## TO BE DONE
Go through the records and extract every line with the word "verified".

═════ PROVIDED INFORMATION ═════

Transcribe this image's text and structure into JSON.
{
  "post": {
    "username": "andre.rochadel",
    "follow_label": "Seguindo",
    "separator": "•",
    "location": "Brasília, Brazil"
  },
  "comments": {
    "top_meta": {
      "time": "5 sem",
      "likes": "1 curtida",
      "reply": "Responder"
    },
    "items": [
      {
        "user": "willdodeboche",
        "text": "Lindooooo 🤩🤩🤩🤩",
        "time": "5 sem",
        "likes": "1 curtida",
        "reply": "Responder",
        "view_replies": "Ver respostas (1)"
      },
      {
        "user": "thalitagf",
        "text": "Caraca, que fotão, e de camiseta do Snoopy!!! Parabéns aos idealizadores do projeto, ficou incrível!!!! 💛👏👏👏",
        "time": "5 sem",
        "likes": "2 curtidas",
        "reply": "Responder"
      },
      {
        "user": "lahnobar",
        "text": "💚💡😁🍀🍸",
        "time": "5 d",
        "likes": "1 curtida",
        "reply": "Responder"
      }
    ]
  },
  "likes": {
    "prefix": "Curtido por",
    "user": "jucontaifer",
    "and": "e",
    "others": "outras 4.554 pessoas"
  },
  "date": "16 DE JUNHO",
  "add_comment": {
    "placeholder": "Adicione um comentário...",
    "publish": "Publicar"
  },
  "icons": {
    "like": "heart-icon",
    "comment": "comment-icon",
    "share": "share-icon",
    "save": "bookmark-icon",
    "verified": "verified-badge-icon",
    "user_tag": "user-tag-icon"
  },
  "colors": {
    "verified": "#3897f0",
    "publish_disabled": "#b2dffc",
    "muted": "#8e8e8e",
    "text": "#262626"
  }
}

═════

## RESULT OF THIS EXERCISE
    "verified": "verified-badge-icon",
    "verified": "#3897f0",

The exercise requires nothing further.